• EXERCISE DESCRIPTION
Write out each line beneath this one exactly as it reads.

(begin)

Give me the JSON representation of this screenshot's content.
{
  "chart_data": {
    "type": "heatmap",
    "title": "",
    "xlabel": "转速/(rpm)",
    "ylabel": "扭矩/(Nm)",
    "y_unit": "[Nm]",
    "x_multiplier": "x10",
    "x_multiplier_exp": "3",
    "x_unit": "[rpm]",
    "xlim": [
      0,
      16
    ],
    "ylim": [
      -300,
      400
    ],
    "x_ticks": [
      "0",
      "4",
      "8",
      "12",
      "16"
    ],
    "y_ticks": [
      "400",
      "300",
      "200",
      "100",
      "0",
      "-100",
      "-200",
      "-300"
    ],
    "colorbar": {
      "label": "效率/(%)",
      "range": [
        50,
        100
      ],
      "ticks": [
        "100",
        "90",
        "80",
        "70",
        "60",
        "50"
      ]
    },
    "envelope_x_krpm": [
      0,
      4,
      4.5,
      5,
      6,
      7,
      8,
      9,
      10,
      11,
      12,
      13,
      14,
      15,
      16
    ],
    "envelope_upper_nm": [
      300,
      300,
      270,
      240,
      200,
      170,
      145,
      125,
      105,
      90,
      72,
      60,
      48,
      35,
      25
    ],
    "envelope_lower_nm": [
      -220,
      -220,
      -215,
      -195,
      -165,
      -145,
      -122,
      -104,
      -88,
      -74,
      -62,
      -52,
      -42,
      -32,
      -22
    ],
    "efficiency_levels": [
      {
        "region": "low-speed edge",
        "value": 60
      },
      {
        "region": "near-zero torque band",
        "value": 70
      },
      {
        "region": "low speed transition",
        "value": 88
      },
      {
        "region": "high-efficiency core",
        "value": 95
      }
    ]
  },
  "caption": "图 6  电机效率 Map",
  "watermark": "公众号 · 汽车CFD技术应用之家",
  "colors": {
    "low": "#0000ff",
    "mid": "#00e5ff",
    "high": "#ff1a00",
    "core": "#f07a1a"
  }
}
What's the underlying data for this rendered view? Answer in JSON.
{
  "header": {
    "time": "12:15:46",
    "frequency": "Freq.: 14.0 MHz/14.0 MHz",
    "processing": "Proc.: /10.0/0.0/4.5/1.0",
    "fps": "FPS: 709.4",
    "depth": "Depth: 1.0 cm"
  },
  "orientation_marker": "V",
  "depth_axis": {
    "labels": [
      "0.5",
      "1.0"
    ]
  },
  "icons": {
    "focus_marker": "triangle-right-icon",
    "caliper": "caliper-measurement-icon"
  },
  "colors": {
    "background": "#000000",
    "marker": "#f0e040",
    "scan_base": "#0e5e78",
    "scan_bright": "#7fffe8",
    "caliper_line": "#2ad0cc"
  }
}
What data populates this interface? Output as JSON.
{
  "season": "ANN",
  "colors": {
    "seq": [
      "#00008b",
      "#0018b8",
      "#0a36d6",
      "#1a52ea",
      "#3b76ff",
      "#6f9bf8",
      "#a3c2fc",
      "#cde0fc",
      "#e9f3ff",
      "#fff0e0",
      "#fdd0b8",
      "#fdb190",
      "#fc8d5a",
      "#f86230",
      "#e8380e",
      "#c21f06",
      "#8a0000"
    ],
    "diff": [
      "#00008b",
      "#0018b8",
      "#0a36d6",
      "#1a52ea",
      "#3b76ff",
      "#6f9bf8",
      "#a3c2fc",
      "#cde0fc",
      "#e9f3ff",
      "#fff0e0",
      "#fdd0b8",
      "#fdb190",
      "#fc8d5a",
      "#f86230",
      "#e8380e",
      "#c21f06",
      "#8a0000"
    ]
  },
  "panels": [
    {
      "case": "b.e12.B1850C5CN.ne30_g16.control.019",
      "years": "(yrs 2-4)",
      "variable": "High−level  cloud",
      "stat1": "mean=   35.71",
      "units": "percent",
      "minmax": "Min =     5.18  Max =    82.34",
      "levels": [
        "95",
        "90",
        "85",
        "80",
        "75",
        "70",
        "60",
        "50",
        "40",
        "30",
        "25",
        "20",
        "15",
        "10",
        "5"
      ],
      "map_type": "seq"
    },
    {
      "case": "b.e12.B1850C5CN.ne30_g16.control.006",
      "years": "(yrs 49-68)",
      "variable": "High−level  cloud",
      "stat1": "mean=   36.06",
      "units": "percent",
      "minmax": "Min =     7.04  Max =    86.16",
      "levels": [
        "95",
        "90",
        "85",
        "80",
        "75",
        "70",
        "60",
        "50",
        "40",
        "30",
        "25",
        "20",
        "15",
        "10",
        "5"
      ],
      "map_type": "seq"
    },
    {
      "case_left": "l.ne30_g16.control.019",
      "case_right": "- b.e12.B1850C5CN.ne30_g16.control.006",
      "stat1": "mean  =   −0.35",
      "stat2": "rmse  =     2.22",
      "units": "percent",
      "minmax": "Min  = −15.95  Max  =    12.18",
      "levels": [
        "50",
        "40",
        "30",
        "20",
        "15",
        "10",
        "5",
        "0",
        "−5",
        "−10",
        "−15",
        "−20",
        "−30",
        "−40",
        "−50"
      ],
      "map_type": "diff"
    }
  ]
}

(end)

• THE RESULT
Give me the JSON representation of this screenshot's content.
{
  "chart_data": {
    "type": "heatmap",
    "title": "",
    "xlabel": "转速/(rpm)",
    "ylabel": "扭矩/(Nm)",
    "y_unit": "[Nm]",
    "x_multiplier": "x10",
    "x_multiplier_exp": "3",
    "x_unit": "[rpm]",
    "xlim": [
      0,
      16
    ],
    "ylim": [
      -300,
      400
    ],
    "x_ticks": [
      "0",
      "4",
      "8",
      "12",
      "16"
    ],
    "y_ticks": [
      "400",
      "300",
      "200",
      "100",
      "0",
      "-100",
      "-200",
      "-300"
    ],
    "colorbar": {
      "label": "效率/(%)",
      "range": [
        50,
        100
      ],
      "ticks": [
        "100",
        "90",
        "80",
        "70",
        "60",
        "50"
      ]
    },
    "envelope_x_krpm": [
      0,
      4,
      4.5,
      5,
      6,
      7,
      8,
      9,
      10,
      11,
      12,
      13,
      14,
      15,
      16
    ],
    "envelope_upper_nm": [
      300,
      300,
      270,
      240,
      200,
      170,
      145,
      125,
      105,
      90,
      72,
      60,
      48,
      35,
      25
    ],
    "envelope_lower_nm": [
      -220,
      -220,
      -215,
      -195,
      -165,
      -145,
      -122,
      -104,
      -88,
      -74,
      -62,
      -52,
      -42,
      -32,
      -22
    ],
    "efficiency_levels": [
      {
        "region": "low-speed edge",
        "value": 60
      },
      {
        "region": "near-zero torque band",
        "value": 70
      },
      {
        "region": "low speed transition",
        "value": 88
      },
      {
        "region": "high-efficiency core",
        "value": 95
      }
    ]
  },
  "caption": "图 6  电机效率 Map",
  "watermark": "公众号 · 汽车CFD技术应用之家",
  "colors": {
    "low": "#0000ff",
    "mid": "#00e5ff",
    "high": "#ff1a00",
    "core": "#f07a1a"
  }
}
What's the underlying data for this rendered view? Answer in JSON.
{
  "header": {
    "time": "12:15:46",
    "frequency": "Freq.: 14.0 MHz/14.0 MHz",
    "processing": "Proc.: /10.0/0.0/4.5/1.0",
    "fps": "FPS: 709.4",
    "depth": "Depth: 1.0 cm"
  },
  "orientation_marker": "V",
  "depth_axis": {
    "labels": [
      "0.5",
      "1.0"
    ]
  },
  "icons": {
    "focus_marker": "triangle-right-icon",
    "caliper": "caliper-measurement-icon"
  },
  "colors": {
    "background": "#000000",
    "marker": "#f0e040",
    "scan_base": "#0e5e78",
    "scan_bright": "#7fffe8",
    "caliper_line": "#2ad0cc"
  }
}
What data populates this interface? Output as JSON.
{
  "season": "ANN",
  "colors": {
    "seq": [
      "#00008b",
      "#0018b8",
      "#0a36d6",
      "#1a52ea",
      "#3b76ff",
      "#6f9bf8",
      "#a3c2fc",
      "#cde0fc",
      "#e9f3ff",
      "#fff0e0",
      "#fdd0b8",
      "#fdb190",
      "#fc8d5a",
      "#f86230",
      "#e8380e",
      "#c21f06",
      "#8a0000"
    ],
    "diff": [
      "#00008b",
      "#0018b8",
      "#0a36d6",
      "#1a52ea",
      "#3b76ff",
      "#6f9bf8",
      "#a3c2fc",
      "#cde0fc",
      "#e9f3ff",
      "#fff0e0",
      "#fdd0b8",
      "#fdb190",
      "#fc8d5a",
      "#f86230",
      "#e8380e",
      "#c21f06",
      "#8a0000"
    ]
  },
  "panels": [
    {
      "case": "b.e12.B1850C5CN.ne30_g16.control.019",
      "years": "(yrs 2-4)",
      "variable": "High−level  cloud",
      "stat1": "mean=   35.71",
      "units": "percent",
      "minmax": "Min =     5.18  Max =    82.34",
      "levels": [
        "95",
        "90",
        "85",
        "80",
        "75",
        "70",
        "60",
        "50",
        "40",
        "30",
        "25",
        "20",
        "15",
        "10",
        "5"
      ],
      "map_type": "seq"
    },
    {
      "case": "b.e12.B1850C5CN.ne30_g16.control.006",
      "years": "(yrs 49-68)",
      "variable": "High−level  cloud",
      "stat1": "mean=   36.06",
      "units": "percent",
      "minmax": "Min =     7.04  Max =    86.16",
      "levels": [
        "95",
        "90",
        "85",
        "80",
        "75",
        "70",
        "60",
        "50",
        "40",
        "30",
        "25",
        "20",
        "15",
        "10",
        "5"
      ],
      "map_type": "seq"
    },
    {
      "case_left": "l.ne30_g16.control.019",
      "case_right": "- b.e12.B1850C5CN.ne30_g16.control.006",
      "stat1": "mean  =   −0.35",
      "stat2": "rmse  =     2.22",
      "units": "percent",
      "minmax": "Min  = −15.95  Max  =    12.18",
      "levels": [
        "50",
        "40",
        "30",
        "20",
        "15",
        "10",
        "5",
        "0",
        "−5",
        "−10",
        "−15",
        "−20",
        "−30",
        "−40",
        "−50"
      ],
      "map_type": "diff"
    }
  ]
}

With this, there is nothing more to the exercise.